> _GIVEN TASK_:
Copy out each line of the material below that holds the string "hardware".

[Source data]

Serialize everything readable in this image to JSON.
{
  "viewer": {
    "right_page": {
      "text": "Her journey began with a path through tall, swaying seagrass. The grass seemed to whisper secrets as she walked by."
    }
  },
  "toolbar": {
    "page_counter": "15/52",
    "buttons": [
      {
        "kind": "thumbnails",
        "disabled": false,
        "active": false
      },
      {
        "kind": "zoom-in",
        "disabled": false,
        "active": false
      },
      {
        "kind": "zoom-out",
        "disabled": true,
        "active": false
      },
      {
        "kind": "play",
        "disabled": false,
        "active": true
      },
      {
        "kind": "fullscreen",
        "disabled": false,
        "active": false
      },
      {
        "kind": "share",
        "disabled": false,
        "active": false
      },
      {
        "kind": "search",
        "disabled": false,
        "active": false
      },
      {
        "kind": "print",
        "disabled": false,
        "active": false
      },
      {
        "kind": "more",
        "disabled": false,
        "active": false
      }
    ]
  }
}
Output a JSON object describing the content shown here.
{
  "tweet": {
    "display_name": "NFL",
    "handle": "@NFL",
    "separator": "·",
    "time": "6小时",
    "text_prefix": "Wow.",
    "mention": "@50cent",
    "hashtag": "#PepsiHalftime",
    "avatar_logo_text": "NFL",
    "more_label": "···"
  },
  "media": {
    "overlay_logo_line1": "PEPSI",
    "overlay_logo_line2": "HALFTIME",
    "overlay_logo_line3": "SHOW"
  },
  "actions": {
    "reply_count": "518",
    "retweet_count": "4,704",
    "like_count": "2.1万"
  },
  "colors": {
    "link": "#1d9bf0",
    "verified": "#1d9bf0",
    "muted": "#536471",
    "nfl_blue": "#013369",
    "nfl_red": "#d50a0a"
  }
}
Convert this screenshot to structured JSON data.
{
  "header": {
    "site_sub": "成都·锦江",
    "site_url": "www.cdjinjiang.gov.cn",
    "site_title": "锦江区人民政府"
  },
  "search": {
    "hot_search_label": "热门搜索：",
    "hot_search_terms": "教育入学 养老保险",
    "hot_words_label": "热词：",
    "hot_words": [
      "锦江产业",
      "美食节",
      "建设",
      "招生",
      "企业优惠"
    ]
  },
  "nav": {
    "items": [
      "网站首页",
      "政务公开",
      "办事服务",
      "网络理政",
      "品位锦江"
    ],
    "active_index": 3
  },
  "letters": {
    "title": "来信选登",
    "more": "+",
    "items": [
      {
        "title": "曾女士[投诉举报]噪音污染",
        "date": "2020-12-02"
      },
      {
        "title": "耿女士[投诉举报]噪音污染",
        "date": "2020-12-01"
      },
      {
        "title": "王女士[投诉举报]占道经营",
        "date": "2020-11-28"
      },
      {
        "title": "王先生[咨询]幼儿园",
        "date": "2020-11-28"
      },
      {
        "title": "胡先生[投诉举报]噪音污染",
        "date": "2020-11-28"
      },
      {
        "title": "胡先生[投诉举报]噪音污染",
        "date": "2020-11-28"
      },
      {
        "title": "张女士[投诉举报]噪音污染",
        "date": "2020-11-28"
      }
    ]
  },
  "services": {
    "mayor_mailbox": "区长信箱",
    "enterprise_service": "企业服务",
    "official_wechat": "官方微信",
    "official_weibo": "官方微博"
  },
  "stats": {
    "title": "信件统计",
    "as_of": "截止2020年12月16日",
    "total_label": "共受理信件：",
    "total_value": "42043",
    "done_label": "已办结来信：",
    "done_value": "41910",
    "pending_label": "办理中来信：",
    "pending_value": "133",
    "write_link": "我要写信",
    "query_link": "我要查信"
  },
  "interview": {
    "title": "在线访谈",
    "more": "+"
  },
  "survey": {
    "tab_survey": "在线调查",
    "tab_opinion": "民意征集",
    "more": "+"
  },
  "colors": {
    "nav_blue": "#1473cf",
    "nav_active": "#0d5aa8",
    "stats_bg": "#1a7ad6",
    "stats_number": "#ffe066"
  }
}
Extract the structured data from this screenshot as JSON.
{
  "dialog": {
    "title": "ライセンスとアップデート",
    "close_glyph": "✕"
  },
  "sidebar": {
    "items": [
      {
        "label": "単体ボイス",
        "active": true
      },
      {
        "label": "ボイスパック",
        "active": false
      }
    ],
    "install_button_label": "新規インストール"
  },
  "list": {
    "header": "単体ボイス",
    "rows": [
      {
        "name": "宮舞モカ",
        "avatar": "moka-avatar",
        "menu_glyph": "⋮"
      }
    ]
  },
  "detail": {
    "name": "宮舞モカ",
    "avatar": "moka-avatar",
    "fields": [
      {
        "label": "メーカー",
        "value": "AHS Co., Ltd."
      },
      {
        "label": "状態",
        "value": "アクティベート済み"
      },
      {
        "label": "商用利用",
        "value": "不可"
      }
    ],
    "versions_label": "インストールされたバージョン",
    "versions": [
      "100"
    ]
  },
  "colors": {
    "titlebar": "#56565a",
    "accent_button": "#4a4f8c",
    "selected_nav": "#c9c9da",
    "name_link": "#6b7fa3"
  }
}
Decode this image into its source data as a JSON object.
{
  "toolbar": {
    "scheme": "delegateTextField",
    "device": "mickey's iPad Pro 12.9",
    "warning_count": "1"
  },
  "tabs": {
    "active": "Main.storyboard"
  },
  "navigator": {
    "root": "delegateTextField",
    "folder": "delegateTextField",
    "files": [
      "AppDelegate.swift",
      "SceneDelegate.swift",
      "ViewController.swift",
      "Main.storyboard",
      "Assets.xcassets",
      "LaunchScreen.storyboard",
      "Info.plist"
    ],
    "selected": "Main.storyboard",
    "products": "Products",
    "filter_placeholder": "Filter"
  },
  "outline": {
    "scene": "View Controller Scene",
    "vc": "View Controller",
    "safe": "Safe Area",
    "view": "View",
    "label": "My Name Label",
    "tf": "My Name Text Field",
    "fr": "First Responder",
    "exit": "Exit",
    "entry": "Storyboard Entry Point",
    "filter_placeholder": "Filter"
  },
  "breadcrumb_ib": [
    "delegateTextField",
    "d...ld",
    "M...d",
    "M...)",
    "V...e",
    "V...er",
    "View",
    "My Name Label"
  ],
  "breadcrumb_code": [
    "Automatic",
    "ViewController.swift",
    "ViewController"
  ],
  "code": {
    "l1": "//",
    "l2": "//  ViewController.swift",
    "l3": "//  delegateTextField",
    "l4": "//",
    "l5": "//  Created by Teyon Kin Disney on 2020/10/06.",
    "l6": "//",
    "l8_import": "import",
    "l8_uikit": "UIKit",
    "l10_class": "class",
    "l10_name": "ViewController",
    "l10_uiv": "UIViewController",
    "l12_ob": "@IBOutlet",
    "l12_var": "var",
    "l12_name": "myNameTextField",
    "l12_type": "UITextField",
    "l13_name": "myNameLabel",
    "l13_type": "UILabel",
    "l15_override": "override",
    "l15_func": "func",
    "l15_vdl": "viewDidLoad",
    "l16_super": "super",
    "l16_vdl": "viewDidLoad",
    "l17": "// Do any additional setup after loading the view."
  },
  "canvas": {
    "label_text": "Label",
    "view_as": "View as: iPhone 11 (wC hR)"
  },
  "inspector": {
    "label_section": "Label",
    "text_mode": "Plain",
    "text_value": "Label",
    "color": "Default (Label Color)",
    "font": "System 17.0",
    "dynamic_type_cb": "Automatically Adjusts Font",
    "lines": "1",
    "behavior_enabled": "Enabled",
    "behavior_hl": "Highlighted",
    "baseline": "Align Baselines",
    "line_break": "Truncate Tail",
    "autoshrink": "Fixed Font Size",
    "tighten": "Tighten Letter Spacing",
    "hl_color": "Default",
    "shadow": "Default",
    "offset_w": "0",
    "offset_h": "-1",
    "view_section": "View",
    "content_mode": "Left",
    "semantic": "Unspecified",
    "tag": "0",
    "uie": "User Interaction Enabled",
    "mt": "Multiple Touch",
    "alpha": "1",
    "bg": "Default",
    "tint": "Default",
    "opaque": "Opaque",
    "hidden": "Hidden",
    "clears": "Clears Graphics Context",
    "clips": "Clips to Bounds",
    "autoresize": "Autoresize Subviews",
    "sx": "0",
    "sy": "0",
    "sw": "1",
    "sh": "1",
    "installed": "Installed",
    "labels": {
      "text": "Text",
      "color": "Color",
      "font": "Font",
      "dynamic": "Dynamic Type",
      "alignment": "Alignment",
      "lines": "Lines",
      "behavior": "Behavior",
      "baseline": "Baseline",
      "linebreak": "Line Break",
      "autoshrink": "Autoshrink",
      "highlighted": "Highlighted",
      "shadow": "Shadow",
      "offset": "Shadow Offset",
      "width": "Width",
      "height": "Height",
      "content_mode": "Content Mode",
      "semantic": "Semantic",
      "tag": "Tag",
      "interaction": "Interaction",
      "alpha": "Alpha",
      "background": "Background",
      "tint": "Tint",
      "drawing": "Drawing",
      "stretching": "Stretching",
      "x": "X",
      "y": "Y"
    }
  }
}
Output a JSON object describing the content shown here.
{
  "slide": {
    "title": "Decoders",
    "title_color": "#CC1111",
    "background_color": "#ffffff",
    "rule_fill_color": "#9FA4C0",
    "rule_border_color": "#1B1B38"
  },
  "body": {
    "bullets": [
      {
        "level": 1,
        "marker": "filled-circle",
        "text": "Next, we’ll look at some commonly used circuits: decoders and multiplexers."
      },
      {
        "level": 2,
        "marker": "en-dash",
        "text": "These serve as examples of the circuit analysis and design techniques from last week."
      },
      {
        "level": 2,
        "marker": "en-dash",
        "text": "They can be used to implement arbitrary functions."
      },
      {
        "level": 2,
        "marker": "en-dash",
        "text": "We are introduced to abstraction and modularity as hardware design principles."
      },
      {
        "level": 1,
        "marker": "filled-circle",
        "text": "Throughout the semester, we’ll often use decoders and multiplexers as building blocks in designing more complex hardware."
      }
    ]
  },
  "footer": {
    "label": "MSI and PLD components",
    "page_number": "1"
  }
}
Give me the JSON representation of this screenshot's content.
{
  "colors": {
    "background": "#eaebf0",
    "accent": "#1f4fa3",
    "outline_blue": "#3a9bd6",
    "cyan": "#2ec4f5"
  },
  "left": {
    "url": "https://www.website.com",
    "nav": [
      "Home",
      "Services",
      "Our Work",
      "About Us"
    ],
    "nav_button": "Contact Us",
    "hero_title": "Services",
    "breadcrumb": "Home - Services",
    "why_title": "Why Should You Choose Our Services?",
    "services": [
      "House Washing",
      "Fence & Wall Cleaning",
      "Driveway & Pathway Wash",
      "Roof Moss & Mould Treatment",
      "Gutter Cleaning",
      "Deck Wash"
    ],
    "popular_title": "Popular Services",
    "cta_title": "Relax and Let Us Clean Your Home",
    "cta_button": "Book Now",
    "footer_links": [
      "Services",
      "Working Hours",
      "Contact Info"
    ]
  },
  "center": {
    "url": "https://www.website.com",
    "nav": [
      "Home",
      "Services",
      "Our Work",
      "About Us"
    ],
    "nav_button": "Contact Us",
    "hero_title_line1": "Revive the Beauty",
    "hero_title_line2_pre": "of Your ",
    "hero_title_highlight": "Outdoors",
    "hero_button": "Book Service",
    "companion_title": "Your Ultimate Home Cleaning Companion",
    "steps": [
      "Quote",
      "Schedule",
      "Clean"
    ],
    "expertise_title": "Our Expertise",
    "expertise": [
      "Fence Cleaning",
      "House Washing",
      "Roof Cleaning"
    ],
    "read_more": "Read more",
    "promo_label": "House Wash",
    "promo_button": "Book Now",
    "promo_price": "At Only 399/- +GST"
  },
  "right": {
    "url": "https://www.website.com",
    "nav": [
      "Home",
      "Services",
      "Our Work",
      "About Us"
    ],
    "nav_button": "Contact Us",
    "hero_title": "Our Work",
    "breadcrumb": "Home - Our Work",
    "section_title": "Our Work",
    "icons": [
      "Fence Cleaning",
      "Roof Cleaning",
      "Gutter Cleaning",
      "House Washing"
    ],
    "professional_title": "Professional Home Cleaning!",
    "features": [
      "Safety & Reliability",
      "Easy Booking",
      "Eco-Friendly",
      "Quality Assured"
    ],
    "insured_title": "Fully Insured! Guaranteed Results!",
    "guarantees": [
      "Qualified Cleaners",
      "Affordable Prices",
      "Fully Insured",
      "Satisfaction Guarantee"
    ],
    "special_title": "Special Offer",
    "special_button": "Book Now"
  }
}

> _WORKED ANSWER_:
        "text": "We are introduced to abstraction and modularity as hardware design principles."
        "text": "Throughout the semester, we’ll often use decoders and multiplexers as building blocks in designing more complex hardware."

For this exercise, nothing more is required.